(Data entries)
+++
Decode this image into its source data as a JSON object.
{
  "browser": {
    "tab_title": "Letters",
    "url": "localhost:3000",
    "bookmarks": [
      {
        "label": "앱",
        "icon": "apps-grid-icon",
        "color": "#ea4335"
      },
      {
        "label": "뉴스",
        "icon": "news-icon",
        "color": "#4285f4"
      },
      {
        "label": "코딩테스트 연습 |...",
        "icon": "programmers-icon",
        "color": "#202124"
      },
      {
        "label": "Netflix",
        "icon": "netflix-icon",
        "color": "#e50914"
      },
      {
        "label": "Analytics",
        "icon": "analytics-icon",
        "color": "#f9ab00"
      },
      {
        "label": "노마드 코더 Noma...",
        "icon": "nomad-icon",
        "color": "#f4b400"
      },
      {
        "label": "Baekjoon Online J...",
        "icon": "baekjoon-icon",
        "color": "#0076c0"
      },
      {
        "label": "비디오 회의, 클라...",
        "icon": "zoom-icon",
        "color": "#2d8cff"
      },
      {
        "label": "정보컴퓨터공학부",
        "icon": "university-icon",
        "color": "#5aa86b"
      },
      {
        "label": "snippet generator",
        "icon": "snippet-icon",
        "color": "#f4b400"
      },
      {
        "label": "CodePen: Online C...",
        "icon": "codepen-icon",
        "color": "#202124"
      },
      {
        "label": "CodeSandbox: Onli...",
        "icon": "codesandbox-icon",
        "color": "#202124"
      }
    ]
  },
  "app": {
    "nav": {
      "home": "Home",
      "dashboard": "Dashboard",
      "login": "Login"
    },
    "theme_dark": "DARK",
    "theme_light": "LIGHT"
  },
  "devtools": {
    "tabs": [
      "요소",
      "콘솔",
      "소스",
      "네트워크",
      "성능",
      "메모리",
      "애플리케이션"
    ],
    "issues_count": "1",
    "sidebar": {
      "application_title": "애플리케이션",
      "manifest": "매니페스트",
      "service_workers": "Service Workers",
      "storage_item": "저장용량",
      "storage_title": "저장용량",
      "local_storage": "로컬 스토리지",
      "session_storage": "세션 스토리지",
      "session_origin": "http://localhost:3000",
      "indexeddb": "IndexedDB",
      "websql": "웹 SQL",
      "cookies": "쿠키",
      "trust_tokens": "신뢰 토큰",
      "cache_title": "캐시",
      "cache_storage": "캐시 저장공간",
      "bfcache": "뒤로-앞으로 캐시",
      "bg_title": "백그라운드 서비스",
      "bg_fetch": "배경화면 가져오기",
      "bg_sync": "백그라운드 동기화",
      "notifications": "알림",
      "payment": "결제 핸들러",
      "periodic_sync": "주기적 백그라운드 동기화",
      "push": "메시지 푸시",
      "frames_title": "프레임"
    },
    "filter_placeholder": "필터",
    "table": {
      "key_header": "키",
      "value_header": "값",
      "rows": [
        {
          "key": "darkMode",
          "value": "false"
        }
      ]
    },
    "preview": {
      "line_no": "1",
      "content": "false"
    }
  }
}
+++
EXERCISE:
Extract every line above exactly as it stands.

SOLUTION TO THIS PROBLEM:
Decode this image into its source data as a JSON object.
{
  "browser": {
    "tab_title": "Letters",
    "url": "localhost:3000",
    "bookmarks": [
      {
        "label": "앱",
        "icon": "apps-grid-icon",
        "color": "#ea4335"
      },
      {
        "label": "뉴스",
        "icon": "news-icon",
        "color": "#4285f4"
      },
      {
        "label": "코딩테스트 연습 |...",
        "icon": "programmers-icon",
        "color": "#202124"
      },
      {
        "label": "Netflix",
        "icon": "netflix-icon",
        "color": "#e50914"
      },
      {
        "label": "Analytics",
        "icon": "analytics-icon",
        "color": "#f9ab00"
      },
      {
        "label": "노마드 코더 Noma...",
        "icon": "nomad-icon",
        "color": "#f4b400"
      },
      {
        "label": "Baekjoon Online J...",
        "icon": "baekjoon-icon",
        "color": "#0076c0"
      },
      {
        "label": "비디오 회의, 클라...",
        "icon": "zoom-icon",
        "color": "#2d8cff"
      },
      {
        "label": "정보컴퓨터공학부",
        "icon": "university-icon",
        "color": "#5aa86b"
      },
      {
        "label": "snippet generator",
        "icon": "snippet-icon",
        "color": "#f4b400"
      },
      {
        "label": "CodePen: Online C...",
        "icon": "codepen-icon",
        "color": "#202124"
      },
      {
        "label": "CodeSandbox: Onli...",
        "icon": "codesandbox-icon",
        "color": "#202124"
      }
    ]
  },
  "app": {
    "nav": {
      "home": "Home",
      "dashboard": "Dashboard",
      "login": "Login"
    },
    "theme_dark": "DARK",
    "theme_light": "LIGHT"
  },
  "devtools": {
    "tabs": [
      "요소",
      "콘솔",
      "소스",
      "네트워크",
      "성능",
      "메모리",
      "애플리케이션"
    ],
    "issues_count": "1",
    "sidebar": {
      "application_title": "애플리케이션",
      "manifest": "매니페스트",
      "service_workers": "Service Workers",
      "storage_item": "저장용량",
      "storage_title": "저장용량",
      "local_storage": "로컬 스토리지",
      "session_storage": "세션 스토리지",
      "session_origin": "http://localhost:3000",
      "indexeddb": "IndexedDB",
      "websql": "웹 SQL",
      "cookies": "쿠키",
      "trust_tokens": "신뢰 토큰",
      "cache_title": "캐시",
      "cache_storage": "캐시 저장공간",
      "bfcache": "뒤로-앞으로 캐시",
      "bg_title": "백그라운드 서비스",
      "bg_fetch": "배경화면 가져오기",
      "bg_sync": "백그라운드 동기화",
      "notifications": "알림",
      "payment": "결제 핸들러",
      "periodic_sync": "주기적 백그라운드 동기화",
      "push": "메시지 푸시",
      "frames_title": "프레임"
    },
    "filter_placeholder": "필터",
    "table": {
      "key_header": "키",
      "value_header": "값",
      "rows": [
        {
          "key": "darkMode",
          "value": "false"
        }
      ]
    },
    "preview": {
      "line_no": "1",
      "content": "false"
    }
  }
}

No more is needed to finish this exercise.